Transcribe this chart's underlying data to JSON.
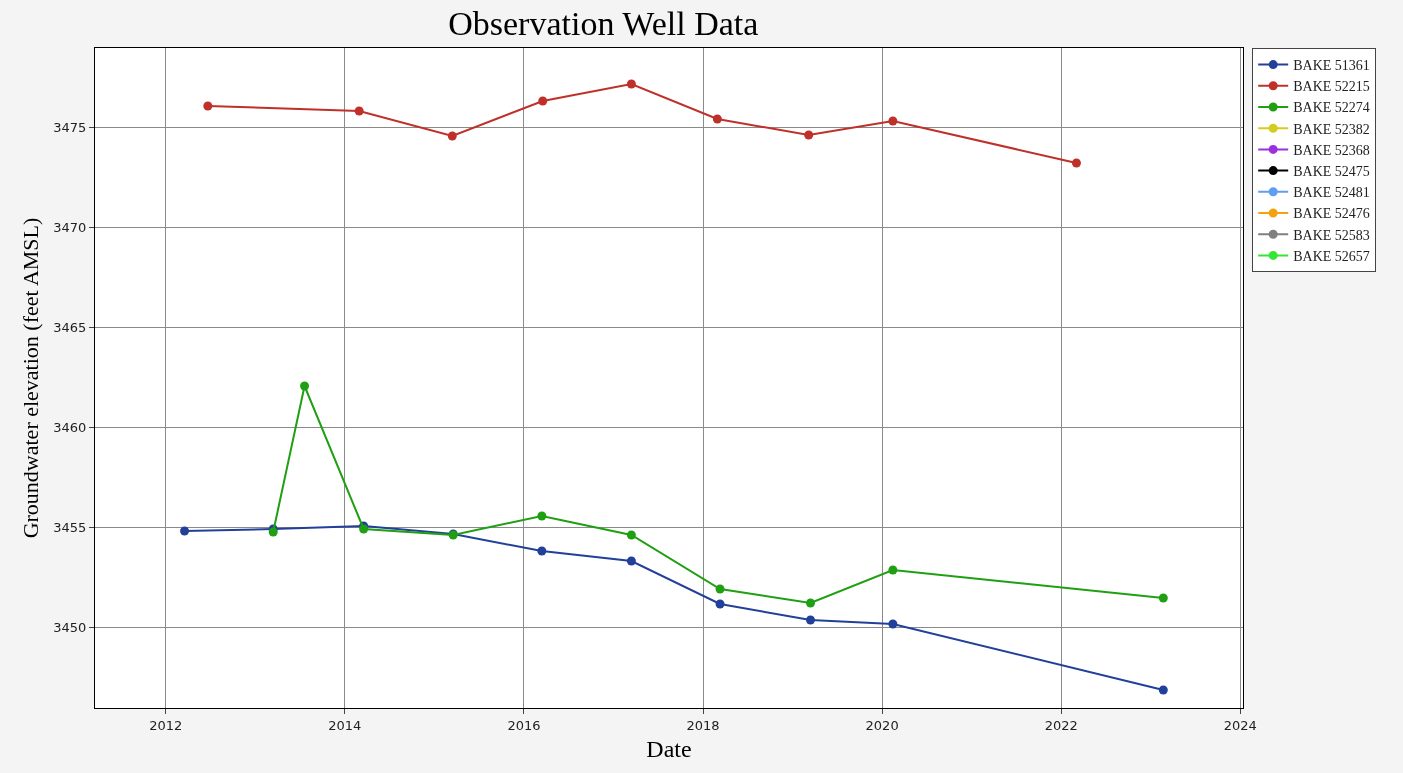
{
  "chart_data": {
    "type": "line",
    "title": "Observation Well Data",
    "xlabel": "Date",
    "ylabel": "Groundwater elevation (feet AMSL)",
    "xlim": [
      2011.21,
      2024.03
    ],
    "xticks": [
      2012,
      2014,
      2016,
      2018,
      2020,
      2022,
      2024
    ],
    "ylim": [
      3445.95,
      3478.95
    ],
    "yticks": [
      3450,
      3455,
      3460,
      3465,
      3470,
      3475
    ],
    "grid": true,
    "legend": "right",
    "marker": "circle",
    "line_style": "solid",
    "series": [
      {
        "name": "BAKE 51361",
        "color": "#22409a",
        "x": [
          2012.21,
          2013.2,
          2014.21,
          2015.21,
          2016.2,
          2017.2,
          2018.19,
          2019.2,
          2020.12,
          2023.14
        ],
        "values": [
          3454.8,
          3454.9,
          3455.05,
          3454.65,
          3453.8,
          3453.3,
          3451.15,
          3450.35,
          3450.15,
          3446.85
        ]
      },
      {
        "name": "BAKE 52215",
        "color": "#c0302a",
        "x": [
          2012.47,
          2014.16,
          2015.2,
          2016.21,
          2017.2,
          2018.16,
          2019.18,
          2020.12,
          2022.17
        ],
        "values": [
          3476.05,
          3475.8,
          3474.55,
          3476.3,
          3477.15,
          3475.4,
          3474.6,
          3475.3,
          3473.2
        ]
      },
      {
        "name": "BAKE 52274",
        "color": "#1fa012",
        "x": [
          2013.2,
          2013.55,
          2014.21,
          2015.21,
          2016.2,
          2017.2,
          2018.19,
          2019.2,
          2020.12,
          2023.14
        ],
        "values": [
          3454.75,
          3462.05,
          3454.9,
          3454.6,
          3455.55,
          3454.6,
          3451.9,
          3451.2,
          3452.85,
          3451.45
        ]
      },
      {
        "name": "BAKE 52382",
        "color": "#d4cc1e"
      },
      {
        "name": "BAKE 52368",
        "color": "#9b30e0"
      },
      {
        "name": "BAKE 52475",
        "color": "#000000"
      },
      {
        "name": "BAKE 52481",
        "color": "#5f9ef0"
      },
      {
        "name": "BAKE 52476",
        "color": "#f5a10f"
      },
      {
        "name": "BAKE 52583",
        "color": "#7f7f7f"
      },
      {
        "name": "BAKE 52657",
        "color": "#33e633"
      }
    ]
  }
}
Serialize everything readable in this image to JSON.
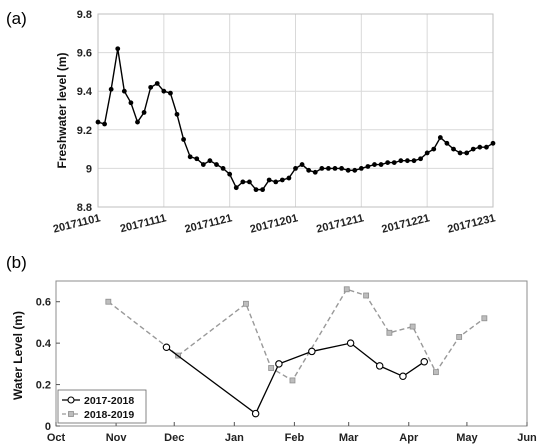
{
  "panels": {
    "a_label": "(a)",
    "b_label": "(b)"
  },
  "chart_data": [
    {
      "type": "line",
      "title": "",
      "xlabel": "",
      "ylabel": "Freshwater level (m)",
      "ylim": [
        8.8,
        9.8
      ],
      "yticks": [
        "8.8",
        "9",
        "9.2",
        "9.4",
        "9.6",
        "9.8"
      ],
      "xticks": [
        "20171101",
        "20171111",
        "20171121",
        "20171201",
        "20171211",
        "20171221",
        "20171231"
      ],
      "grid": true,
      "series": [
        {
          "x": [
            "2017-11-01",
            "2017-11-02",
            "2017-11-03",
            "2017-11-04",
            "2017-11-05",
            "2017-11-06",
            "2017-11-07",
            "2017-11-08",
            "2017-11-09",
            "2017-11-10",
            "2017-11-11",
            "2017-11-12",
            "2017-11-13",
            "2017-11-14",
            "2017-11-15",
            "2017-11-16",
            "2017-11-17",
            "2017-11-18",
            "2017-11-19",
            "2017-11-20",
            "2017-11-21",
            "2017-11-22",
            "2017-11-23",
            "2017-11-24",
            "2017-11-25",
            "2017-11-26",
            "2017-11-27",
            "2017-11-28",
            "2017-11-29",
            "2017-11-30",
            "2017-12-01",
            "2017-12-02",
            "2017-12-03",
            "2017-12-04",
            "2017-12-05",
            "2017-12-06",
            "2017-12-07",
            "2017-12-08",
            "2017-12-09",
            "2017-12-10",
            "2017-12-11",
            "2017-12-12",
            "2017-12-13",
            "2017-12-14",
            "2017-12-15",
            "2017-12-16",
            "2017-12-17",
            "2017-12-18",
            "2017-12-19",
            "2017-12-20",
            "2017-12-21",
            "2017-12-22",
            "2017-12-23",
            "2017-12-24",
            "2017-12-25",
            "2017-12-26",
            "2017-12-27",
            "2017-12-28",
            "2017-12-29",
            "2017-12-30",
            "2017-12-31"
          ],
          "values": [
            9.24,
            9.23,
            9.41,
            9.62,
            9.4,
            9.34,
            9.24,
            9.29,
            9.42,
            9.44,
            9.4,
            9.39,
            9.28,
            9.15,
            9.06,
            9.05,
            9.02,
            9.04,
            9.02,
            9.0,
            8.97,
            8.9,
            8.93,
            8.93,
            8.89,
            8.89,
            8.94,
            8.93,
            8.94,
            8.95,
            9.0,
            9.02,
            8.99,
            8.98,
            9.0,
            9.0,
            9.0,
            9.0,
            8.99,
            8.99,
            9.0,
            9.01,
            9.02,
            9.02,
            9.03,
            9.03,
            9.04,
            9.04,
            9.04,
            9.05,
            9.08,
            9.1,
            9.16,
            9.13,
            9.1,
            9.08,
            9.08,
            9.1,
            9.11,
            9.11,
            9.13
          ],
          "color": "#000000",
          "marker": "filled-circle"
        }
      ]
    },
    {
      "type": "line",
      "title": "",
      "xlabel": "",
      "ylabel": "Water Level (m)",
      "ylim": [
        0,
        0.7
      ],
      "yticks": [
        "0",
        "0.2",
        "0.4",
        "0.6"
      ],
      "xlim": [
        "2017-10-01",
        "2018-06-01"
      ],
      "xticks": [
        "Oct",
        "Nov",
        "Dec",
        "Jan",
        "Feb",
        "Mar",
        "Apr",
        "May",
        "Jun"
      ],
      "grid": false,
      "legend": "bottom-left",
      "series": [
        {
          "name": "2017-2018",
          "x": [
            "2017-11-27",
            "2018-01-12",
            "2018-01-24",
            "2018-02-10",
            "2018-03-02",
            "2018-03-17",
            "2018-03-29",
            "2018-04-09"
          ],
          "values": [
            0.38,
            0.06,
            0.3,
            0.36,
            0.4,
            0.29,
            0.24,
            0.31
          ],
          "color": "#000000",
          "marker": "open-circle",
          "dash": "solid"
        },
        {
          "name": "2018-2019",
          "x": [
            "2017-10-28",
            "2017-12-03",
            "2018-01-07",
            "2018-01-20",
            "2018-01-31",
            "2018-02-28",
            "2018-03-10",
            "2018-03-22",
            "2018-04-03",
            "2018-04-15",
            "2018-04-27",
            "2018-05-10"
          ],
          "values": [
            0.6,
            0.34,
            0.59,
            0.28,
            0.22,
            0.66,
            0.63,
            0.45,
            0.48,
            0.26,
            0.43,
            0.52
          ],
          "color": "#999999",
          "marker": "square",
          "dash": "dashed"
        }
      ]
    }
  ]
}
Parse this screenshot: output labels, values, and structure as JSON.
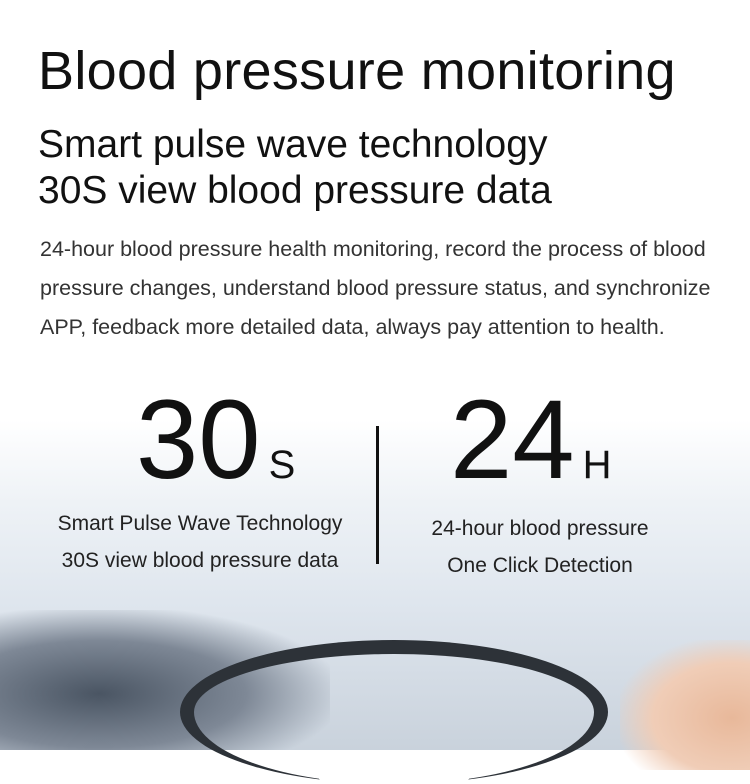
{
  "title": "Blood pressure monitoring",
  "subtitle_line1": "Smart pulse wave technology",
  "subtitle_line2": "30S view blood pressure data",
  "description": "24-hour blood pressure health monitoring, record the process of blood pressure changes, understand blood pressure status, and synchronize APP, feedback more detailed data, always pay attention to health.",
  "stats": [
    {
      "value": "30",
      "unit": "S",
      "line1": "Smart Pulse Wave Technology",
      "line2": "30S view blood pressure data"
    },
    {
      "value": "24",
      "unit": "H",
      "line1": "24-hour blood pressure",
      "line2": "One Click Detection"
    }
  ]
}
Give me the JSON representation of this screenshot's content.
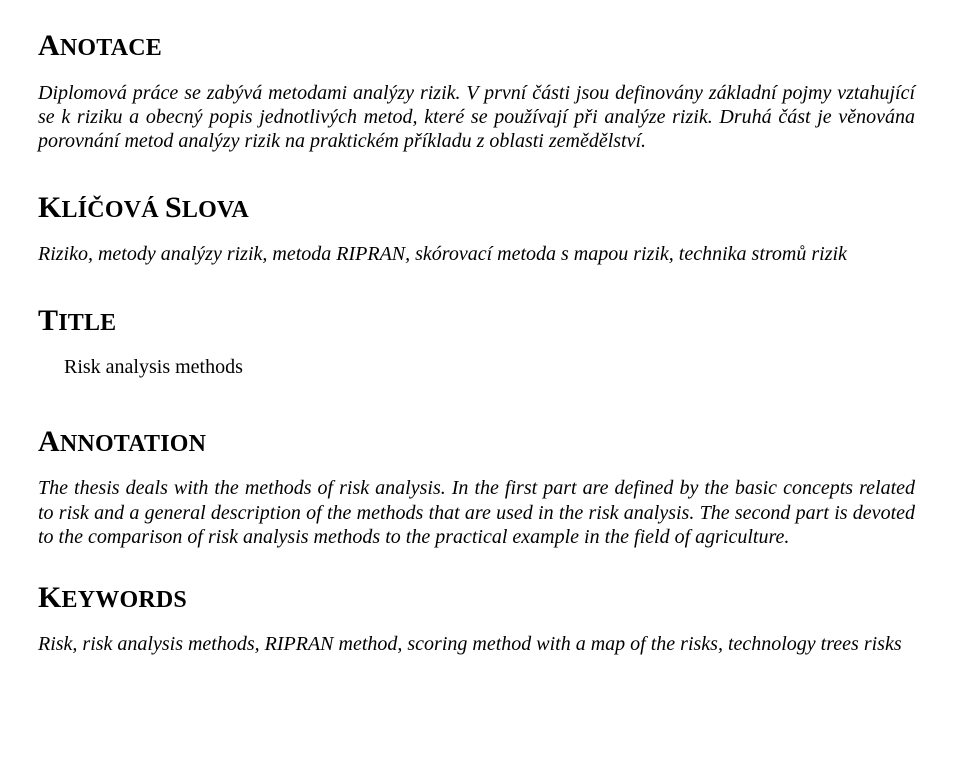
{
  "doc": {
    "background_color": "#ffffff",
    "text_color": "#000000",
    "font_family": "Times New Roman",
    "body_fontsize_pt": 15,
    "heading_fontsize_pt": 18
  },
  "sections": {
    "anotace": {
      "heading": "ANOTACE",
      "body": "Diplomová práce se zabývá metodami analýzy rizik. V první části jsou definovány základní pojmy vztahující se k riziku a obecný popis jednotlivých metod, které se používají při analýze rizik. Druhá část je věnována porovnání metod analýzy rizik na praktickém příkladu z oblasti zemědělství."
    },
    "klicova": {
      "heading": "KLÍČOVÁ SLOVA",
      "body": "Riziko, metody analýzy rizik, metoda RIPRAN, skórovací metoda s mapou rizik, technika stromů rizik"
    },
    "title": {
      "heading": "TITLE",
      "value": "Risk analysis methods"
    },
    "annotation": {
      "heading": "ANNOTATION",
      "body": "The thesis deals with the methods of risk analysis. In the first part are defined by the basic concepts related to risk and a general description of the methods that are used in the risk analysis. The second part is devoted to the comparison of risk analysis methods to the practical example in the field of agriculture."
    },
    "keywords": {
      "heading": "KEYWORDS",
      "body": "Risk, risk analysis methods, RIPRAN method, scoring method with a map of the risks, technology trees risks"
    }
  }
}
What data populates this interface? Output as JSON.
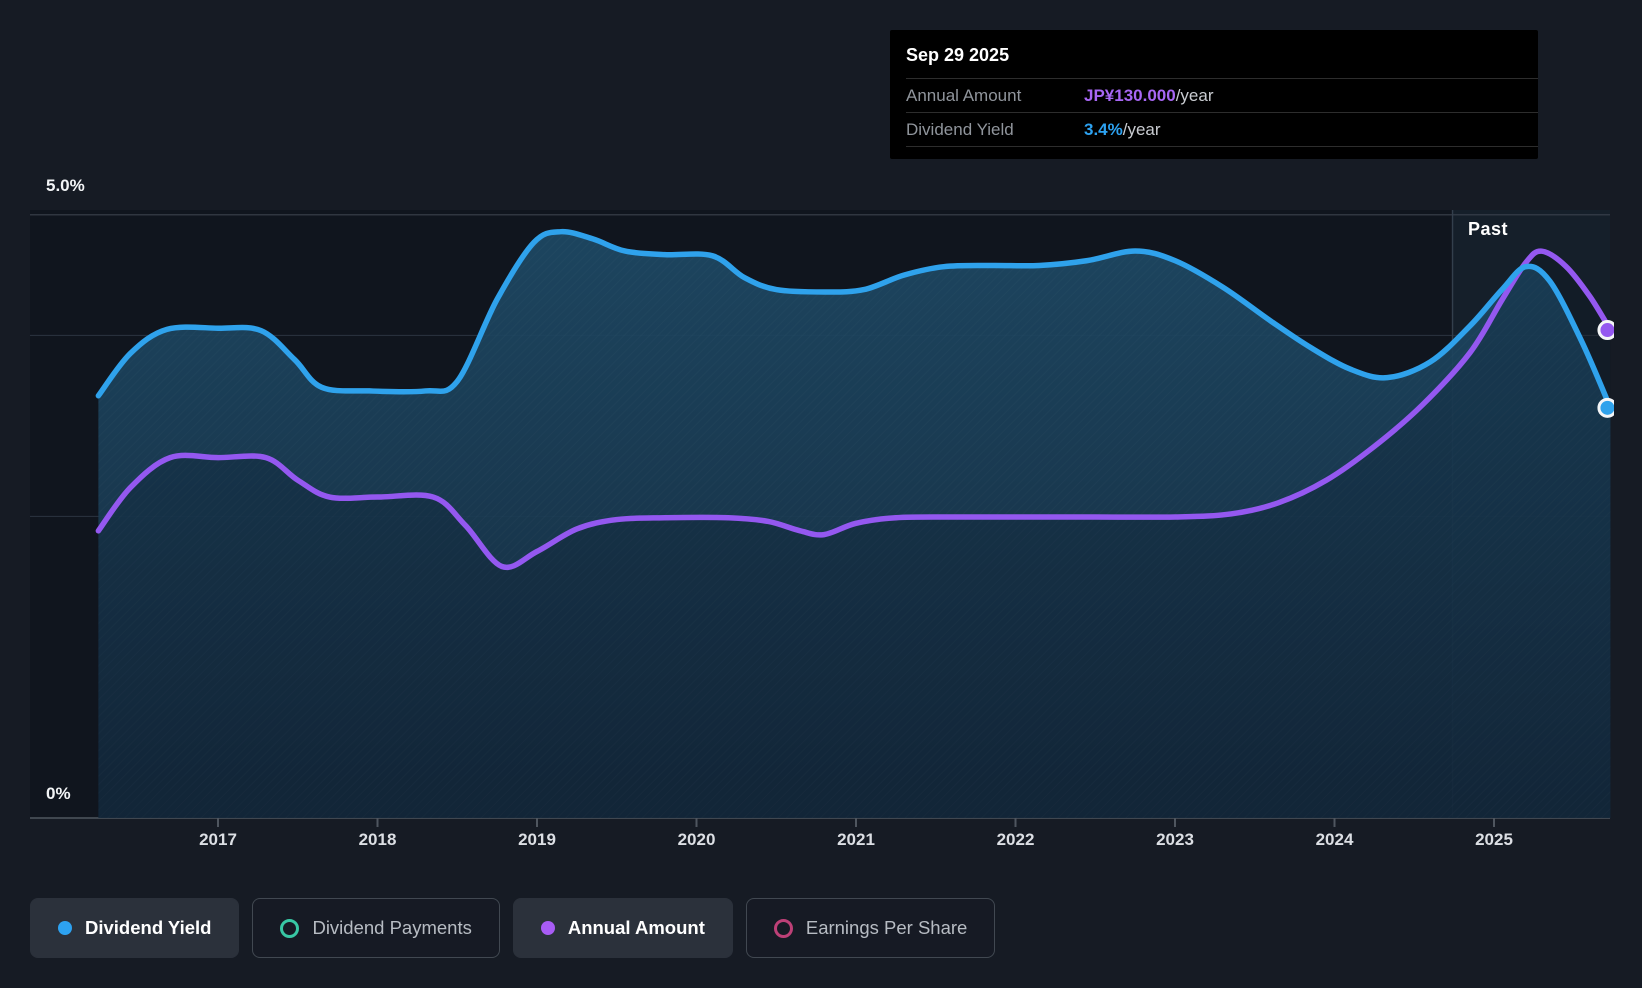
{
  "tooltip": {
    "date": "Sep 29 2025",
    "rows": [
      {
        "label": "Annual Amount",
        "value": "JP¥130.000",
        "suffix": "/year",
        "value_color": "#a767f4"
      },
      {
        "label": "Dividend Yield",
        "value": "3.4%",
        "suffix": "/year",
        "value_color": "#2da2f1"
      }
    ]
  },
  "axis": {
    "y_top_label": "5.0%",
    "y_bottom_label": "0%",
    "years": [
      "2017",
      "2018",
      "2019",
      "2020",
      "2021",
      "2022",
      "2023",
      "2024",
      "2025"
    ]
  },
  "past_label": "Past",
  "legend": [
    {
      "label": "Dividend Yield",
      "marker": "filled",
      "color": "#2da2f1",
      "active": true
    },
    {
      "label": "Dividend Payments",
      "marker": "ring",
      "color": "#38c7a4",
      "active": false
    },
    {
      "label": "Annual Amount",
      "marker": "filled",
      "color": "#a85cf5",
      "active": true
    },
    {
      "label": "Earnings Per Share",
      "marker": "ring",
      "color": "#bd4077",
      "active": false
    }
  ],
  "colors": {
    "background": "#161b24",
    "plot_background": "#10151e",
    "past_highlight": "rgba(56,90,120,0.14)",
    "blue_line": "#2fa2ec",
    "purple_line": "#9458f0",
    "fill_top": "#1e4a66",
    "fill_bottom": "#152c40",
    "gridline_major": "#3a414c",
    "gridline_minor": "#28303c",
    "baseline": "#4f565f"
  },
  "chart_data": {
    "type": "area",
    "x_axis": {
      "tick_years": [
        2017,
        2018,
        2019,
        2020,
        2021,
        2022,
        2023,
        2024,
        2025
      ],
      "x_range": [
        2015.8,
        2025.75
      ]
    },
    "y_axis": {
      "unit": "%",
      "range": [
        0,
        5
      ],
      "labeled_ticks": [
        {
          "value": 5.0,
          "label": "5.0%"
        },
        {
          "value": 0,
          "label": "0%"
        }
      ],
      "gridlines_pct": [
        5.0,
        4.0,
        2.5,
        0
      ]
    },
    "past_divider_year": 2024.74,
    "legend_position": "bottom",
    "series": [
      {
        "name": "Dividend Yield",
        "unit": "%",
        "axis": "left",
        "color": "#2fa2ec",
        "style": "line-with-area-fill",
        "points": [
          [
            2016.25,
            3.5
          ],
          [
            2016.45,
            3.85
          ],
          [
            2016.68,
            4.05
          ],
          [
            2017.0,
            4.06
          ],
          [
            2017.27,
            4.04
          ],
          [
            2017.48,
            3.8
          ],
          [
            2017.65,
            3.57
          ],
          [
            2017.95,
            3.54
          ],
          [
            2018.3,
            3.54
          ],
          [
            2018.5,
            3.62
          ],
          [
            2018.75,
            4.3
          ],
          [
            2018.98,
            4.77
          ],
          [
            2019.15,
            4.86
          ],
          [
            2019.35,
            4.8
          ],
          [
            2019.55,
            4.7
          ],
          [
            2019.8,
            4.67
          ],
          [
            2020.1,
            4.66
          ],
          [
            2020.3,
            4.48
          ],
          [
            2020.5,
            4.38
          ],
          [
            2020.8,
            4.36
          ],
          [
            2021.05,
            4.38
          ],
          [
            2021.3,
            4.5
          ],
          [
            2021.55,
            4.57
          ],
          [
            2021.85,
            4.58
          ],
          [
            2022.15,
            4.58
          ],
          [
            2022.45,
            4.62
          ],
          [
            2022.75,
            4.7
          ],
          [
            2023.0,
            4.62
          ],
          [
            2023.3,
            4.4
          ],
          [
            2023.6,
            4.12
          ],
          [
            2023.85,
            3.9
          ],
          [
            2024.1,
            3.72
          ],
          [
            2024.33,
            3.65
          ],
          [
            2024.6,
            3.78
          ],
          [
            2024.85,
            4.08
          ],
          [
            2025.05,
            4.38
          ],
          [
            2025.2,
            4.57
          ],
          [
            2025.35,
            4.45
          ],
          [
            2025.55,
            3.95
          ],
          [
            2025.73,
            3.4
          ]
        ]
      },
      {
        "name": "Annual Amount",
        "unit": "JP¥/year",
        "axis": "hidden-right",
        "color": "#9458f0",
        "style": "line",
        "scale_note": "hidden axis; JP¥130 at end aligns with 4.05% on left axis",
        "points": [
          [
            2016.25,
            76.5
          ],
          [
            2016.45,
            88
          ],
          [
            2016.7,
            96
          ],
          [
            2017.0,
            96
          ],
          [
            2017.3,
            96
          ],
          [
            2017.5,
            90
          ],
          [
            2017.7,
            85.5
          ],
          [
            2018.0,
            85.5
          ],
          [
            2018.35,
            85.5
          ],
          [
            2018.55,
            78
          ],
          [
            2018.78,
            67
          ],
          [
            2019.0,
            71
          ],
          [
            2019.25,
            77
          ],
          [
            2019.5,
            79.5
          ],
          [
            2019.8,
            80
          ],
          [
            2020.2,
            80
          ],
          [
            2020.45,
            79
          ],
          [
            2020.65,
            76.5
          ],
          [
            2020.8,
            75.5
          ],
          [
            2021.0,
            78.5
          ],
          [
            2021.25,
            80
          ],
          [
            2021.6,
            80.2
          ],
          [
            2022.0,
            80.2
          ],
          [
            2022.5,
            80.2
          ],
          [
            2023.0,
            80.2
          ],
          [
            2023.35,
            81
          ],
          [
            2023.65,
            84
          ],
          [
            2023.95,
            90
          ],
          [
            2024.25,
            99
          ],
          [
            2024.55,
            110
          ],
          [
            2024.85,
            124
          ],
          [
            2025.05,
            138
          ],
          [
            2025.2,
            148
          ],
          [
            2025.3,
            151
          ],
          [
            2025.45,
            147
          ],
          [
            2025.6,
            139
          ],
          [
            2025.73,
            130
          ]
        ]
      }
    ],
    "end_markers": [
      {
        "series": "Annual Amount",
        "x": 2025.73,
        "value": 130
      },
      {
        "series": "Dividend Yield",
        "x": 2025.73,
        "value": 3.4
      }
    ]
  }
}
┄┄┄┄┄┄┄┄┄┄┄┄┄┄┄┄┄┄┄┄
- WHAT TO DO: Only lines with the word "screenshot" are wanted, so copy each one from the records.

- EXERCISE OUTPUT:
Parse this screenshot: output labels, values, and structure as JSON.
Give me the JSON representation of this screenshot's content.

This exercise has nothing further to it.